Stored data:
········
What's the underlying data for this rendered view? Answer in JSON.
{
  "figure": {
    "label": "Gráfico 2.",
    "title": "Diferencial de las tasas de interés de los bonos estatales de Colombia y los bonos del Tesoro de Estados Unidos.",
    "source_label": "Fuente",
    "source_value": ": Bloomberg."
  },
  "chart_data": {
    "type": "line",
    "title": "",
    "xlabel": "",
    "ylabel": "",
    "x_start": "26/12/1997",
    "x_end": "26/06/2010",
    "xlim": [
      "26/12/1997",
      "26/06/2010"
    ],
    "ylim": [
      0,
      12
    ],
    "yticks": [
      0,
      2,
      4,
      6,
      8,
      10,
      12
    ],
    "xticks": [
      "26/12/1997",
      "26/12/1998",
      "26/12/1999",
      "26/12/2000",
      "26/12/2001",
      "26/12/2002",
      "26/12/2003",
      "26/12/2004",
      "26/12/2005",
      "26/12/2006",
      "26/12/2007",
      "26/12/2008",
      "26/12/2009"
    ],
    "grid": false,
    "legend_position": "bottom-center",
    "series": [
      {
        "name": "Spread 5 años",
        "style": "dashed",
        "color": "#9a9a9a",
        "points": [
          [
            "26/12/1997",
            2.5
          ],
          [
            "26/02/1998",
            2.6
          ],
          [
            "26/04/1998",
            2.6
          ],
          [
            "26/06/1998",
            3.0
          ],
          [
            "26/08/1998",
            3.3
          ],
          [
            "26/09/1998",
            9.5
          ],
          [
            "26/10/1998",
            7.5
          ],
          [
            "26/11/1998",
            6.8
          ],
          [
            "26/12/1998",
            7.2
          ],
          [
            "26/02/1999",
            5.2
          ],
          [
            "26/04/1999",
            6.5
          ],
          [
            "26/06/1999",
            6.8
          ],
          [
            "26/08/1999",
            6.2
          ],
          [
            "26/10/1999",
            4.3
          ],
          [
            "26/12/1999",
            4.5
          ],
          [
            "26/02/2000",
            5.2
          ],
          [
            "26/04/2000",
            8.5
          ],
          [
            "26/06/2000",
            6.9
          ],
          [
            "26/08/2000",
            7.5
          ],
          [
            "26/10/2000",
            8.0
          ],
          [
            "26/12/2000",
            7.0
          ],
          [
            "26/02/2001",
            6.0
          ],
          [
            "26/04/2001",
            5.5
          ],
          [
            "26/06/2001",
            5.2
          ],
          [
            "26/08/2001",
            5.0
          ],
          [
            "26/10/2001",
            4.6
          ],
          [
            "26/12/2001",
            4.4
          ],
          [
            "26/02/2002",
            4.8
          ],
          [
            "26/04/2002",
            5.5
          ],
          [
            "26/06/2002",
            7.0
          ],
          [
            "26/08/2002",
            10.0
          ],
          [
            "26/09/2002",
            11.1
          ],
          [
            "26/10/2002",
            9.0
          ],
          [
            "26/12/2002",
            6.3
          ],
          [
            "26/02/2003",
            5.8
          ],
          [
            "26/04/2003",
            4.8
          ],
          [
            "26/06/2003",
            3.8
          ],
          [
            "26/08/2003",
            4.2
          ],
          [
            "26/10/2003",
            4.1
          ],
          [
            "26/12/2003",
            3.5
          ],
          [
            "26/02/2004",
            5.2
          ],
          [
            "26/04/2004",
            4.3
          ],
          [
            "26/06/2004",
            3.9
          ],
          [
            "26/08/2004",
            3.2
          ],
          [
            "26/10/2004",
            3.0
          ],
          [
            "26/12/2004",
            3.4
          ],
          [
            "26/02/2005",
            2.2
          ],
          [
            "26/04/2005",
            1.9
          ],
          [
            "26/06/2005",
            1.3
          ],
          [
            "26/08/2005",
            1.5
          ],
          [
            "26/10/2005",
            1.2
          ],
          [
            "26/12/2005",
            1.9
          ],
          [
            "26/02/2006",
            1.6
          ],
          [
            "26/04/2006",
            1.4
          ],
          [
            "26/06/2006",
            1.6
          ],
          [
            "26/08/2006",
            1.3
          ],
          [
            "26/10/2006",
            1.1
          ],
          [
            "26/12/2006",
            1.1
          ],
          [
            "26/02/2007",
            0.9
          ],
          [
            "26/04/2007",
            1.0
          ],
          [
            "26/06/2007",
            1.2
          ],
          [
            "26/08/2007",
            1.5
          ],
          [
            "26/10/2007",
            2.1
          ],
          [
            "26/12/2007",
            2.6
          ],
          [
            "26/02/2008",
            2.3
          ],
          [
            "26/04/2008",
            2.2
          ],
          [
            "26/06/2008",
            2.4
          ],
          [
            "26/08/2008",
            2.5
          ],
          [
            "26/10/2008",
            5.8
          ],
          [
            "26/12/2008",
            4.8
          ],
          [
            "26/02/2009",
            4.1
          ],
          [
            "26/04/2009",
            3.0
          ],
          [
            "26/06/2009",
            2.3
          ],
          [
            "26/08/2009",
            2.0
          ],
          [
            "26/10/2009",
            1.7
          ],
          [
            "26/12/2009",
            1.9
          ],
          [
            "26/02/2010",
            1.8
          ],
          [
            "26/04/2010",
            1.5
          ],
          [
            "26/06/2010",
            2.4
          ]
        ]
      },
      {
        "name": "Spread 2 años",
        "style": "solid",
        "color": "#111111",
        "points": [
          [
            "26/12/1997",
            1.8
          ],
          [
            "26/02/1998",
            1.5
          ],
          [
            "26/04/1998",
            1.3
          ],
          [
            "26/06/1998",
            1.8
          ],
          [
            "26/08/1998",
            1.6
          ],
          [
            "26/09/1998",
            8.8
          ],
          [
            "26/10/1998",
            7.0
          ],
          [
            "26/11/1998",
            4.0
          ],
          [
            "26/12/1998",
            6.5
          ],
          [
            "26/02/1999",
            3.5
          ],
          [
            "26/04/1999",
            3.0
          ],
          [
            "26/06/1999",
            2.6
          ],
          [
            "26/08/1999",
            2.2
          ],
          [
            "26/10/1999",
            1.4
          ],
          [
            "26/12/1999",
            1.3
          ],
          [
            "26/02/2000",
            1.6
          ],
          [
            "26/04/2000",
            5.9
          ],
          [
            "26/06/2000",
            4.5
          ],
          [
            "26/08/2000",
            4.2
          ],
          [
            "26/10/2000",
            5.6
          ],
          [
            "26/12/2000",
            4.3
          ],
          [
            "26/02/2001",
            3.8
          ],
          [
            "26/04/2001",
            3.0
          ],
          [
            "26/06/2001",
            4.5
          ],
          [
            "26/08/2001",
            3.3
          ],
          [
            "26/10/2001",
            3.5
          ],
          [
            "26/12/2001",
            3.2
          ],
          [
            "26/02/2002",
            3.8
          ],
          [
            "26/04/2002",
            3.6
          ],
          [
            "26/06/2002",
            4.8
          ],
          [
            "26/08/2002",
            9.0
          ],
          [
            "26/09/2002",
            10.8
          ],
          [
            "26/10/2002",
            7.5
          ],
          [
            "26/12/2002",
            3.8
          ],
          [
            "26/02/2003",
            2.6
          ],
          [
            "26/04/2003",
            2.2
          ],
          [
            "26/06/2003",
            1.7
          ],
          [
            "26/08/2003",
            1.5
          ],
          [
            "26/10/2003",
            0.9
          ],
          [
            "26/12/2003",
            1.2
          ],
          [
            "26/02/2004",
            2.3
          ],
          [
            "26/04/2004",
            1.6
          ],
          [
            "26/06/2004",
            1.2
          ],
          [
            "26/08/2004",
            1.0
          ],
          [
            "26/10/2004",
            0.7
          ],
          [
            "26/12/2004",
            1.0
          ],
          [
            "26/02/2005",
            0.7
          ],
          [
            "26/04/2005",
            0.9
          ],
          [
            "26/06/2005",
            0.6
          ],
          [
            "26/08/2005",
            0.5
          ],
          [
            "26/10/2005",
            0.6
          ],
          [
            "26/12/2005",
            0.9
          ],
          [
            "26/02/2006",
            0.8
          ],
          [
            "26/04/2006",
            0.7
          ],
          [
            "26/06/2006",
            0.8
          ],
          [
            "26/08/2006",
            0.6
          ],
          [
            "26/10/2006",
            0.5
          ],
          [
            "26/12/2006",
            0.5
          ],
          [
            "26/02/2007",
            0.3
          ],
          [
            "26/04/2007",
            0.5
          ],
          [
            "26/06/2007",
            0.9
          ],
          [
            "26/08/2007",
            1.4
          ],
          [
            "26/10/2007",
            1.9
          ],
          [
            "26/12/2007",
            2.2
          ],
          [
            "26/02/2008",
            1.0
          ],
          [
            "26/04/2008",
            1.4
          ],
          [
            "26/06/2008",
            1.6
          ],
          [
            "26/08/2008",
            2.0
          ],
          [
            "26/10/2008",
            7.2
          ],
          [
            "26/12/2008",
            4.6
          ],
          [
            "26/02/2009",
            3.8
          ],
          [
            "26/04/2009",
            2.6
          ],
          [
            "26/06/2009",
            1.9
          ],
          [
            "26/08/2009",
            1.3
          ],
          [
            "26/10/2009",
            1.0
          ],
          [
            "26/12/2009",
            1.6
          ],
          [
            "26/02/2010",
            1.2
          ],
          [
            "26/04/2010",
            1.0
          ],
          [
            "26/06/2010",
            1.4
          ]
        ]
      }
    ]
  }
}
········
WORK INSTRUCTIONS >> Where a line above contains the word "Spread", copy that line.

WRITTEN SOLUTION >>
        "name": "Spread 5 años",
        "name": "Spread 2 años",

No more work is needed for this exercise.